## Start
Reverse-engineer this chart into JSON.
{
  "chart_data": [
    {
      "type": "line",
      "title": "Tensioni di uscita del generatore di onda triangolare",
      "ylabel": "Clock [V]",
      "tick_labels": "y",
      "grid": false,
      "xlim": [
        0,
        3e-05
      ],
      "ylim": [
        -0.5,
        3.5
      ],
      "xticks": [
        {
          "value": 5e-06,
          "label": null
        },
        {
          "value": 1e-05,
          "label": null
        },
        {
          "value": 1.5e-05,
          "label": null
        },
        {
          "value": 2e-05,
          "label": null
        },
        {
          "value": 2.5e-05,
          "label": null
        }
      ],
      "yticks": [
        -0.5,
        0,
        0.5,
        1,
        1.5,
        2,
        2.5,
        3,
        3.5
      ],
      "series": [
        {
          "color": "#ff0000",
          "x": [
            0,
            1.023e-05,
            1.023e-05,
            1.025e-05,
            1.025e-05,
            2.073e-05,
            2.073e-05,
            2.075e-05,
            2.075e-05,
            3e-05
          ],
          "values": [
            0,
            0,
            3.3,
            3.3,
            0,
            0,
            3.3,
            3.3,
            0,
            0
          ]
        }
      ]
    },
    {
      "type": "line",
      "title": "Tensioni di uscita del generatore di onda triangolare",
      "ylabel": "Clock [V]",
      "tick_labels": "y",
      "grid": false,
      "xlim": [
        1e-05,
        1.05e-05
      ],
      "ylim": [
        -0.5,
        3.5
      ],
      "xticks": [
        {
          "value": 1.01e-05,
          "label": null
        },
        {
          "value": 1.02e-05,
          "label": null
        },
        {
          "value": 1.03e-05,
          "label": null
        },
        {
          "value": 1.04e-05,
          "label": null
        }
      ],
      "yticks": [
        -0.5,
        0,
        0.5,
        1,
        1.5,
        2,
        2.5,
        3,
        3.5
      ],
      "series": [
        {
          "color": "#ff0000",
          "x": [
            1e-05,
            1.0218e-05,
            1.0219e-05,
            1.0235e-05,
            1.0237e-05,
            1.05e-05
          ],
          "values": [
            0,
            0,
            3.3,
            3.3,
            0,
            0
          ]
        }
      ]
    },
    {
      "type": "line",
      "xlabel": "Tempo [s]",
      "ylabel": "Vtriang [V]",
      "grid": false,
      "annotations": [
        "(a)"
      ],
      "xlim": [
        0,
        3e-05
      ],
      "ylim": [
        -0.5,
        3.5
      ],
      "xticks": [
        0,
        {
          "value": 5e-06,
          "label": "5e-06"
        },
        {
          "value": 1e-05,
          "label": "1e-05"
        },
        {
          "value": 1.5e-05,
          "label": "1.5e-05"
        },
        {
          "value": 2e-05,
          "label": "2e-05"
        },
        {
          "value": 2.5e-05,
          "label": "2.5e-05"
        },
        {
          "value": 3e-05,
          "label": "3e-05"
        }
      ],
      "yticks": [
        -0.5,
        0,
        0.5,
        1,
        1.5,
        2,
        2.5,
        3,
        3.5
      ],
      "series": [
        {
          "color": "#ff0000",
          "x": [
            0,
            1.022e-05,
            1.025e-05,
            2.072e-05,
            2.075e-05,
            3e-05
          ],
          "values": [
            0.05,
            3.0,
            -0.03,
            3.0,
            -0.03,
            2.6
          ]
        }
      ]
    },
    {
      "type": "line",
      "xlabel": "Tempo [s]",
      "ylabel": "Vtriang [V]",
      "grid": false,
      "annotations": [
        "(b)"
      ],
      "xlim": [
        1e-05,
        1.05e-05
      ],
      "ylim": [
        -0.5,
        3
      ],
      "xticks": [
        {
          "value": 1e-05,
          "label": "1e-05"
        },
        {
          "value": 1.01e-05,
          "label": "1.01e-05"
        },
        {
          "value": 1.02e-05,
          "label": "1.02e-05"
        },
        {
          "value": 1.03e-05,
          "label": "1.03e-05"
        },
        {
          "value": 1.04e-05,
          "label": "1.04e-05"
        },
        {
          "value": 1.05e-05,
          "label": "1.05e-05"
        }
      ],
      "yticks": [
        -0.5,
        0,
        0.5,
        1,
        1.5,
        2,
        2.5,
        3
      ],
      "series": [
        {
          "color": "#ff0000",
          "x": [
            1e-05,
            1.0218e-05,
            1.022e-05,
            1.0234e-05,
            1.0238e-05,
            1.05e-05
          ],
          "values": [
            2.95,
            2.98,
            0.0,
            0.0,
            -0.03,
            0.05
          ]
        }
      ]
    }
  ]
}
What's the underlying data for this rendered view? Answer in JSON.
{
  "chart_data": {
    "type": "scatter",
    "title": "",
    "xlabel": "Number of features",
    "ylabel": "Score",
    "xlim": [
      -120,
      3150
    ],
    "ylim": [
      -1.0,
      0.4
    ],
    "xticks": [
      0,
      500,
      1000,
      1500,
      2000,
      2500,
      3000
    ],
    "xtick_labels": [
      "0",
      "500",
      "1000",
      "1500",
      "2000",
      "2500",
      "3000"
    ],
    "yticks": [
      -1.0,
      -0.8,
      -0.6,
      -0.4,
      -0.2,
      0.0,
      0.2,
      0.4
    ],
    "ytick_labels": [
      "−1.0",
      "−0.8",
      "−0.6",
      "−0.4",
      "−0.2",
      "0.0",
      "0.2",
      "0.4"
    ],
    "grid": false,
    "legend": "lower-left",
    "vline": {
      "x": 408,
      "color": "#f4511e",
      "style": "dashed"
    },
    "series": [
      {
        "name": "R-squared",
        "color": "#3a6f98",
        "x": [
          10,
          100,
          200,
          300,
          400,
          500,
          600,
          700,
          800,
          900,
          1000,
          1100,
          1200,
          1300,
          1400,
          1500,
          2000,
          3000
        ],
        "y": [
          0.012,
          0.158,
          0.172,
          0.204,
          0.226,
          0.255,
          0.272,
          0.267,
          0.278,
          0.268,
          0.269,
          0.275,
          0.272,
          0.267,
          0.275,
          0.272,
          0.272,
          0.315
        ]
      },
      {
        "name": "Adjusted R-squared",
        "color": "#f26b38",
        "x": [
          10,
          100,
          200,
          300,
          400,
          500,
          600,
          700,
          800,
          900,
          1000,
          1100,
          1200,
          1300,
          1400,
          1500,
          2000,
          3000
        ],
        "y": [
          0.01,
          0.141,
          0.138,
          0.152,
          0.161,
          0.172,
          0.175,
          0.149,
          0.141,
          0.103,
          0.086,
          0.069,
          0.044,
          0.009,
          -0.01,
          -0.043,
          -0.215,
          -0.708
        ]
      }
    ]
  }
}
## End
-- WHAT TO DO --
Set all of the entries down again, exactly as they were given.

-- WRITTEN SOLUTION --
Reverse-engineer this chart into JSON.
{
  "chart_data": [
    {
      "type": "line",
      "title": "Tensioni di uscita del generatore di onda triangolare",
      "ylabel": "Clock [V]",
      "tick_labels": "y",
      "grid": false,
      "xlim": [
        0,
        3e-05
      ],
      "ylim": [
        -0.5,
        3.5
      ],
      "xticks": [
        {
          "value": 5e-06,
          "label": null
        },
        {
          "value": 1e-05,
          "label": null
        },
        {
          "value": 1.5e-05,
          "label": null
        },
        {
          "value": 2e-05,
          "label": null
        },
        {
          "value": 2.5e-05,
          "label": null
        }
      ],
      "yticks": [
        -0.5,
        0,
        0.5,
        1,
        1.5,
        2,
        2.5,
        3,
        3.5
      ],
      "series": [
        {
          "color": "#ff0000",
          "x": [
            0,
            1.023e-05,
            1.023e-05,
            1.025e-05,
            1.025e-05,
            2.073e-05,
            2.073e-05,
            2.075e-05,
            2.075e-05,
            3e-05
          ],
          "values": [
            0,
            0,
            3.3,
            3.3,
            0,
            0,
            3.3,
            3.3,
            0,
            0
          ]
        }
      ]
    },
    {
      "type": "line",
      "title": "Tensioni di uscita del generatore di onda triangolare",
      "ylabel": "Clock [V]",
      "tick_labels": "y",
      "grid": false,
      "xlim": [
        1e-05,
        1.05e-05
      ],
      "ylim": [
        -0.5,
        3.5
      ],
      "xticks": [
        {
          "value": 1.01e-05,
          "label": null
        },
        {
          "value": 1.02e-05,
          "label": null
        },
        {
          "value": 1.03e-05,
          "label": null
        },
        {
          "value": 1.04e-05,
          "label": null
        }
      ],
      "yticks": [
        -0.5,
        0,
        0.5,
        1,
        1.5,
        2,
        2.5,
        3,
        3.5
      ],
      "series": [
        {
          "color": "#ff0000",
          "x": [
            1e-05,
            1.0218e-05,
            1.0219e-05,
            1.0235e-05,
            1.0237e-05,
            1.05e-05
          ],
          "values": [
            0,
            0,
            3.3,
            3.3,
            0,
            0
          ]
        }
      ]
    },
    {
      "type": "line",
      "xlabel": "Tempo [s]",
      "ylabel": "Vtriang [V]",
      "grid": false,
      "annotations": [
        "(a)"
      ],
      "xlim": [
        0,
        3e-05
      ],
      "ylim": [
        -0.5,
        3.5
      ],
      "xticks": [
        0,
        {
          "value": 5e-06,
          "label": "5e-06"
        },
        {
          "value": 1e-05,
          "label": "1e-05"
        },
        {
          "value": 1.5e-05,
          "label": "1.5e-05"
        },
        {
          "value": 2e-05,
          "label": "2e-05"
        },
        {
          "value": 2.5e-05,
          "label": "2.5e-05"
        },
        {
          "value": 3e-05,
          "label": "3e-05"
        }
      ],
      "yticks": [
        -0.5,
        0,
        0.5,
        1,
        1.5,
        2,
        2.5,
        3,
        3.5
      ],
      "series": [
        {
          "color": "#ff0000",
          "x": [
            0,
            1.022e-05,
            1.025e-05,
            2.072e-05,
            2.075e-05,
            3e-05
          ],
          "values": [
            0.05,
            3.0,
            -0.03,
            3.0,
            -0.03,
            2.6
          ]
        }
      ]
    },
    {
      "type": "line",
      "xlabel": "Tempo [s]",
      "ylabel": "Vtriang [V]",
      "grid": false,
      "annotations": [
        "(b)"
      ],
      "xlim": [
        1e-05,
        1.05e-05
      ],
      "ylim": [
        -0.5,
        3
      ],
      "xticks": [
        {
          "value": 1e-05,
          "label": "1e-05"
        },
        {
          "value": 1.01e-05,
          "label": "1.01e-05"
        },
        {
          "value": 1.02e-05,
          "label": "1.02e-05"
        },
        {
          "value": 1.03e-05,
          "label": "1.03e-05"
        },
        {
          "value": 1.04e-05,
          "label": "1.04e-05"
        },
        {
          "value": 1.05e-05,
          "label": "1.05e-05"
        }
      ],
      "yticks": [
        -0.5,
        0,
        0.5,
        1,
        1.5,
        2,
        2.5,
        3
      ],
      "series": [
        {
          "color": "#ff0000",
          "x": [
            1e-05,
            1.0218e-05,
            1.022e-05,
            1.0234e-05,
            1.0238e-05,
            1.05e-05
          ],
          "values": [
            2.95,
            2.98,
            0.0,
            0.0,
            -0.03,
            0.05
          ]
        }
      ]
    }
  ]
}
What's the underlying data for this rendered view? Answer in JSON.
{
  "chart_data": {
    "type": "scatter",
    "title": "",
    "xlabel": "Number of features",
    "ylabel": "Score",
    "xlim": [
      -120,
      3150
    ],
    "ylim": [
      -1.0,
      0.4
    ],
    "xticks": [
      0,
      500,
      1000,
      1500,
      2000,
      2500,
      3000
    ],
    "xtick_labels": [
      "0",
      "500",
      "1000",
      "1500",
      "2000",
      "2500",
      "3000"
    ],
    "yticks": [
      -1.0,
      -0.8,
      -0.6,
      -0.4,
      -0.2,
      0.0,
      0.2,
      0.4
    ],
    "ytick_labels": [
      "−1.0",
      "−0.8",
      "−0.6",
      "−0.4",
      "−0.2",
      "0.0",
      "0.2",
      "0.4"
    ],
    "grid": false,
    "legend": "lower-left",
    "vline": {
      "x": 408,
      "color": "#f4511e",
      "style": "dashed"
    },
    "series": [
      {
        "name": "R-squared",
        "color": "#3a6f98",
        "x": [
          10,
          100,
          200,
          300,
          400,
          500,
          600,
          700,
          800,
          900,
          1000,
          1100,
          1200,
          1300,
          1400,
          1500,
          2000,
          3000
        ],
        "y": [
          0.012,
          0.158,
          0.172,
          0.204,
          0.226,
          0.255,
          0.272,
          0.267,
          0.278,
          0.268,
          0.269,
          0.275,
          0.272,
          0.267,
          0.275,
          0.272,
          0.272,
          0.315
        ]
      },
      {
        "name": "Adjusted R-squared",
        "color": "#f26b38",
        "x": [
          10,
          100,
          200,
          300,
          400,
          500,
          600,
          700,
          800,
          900,
          1000,
          1100,
          1200,
          1300,
          1400,
          1500,
          2000,
          3000
        ],
        "y": [
          0.01,
          0.141,
          0.138,
          0.152,
          0.161,
          0.172,
          0.175,
          0.149,
          0.141,
          0.103,
          0.086,
          0.069,
          0.044,
          0.009,
          -0.01,
          -0.043,
          -0.215,
          -0.708
        ]
      }
    ]
  }
}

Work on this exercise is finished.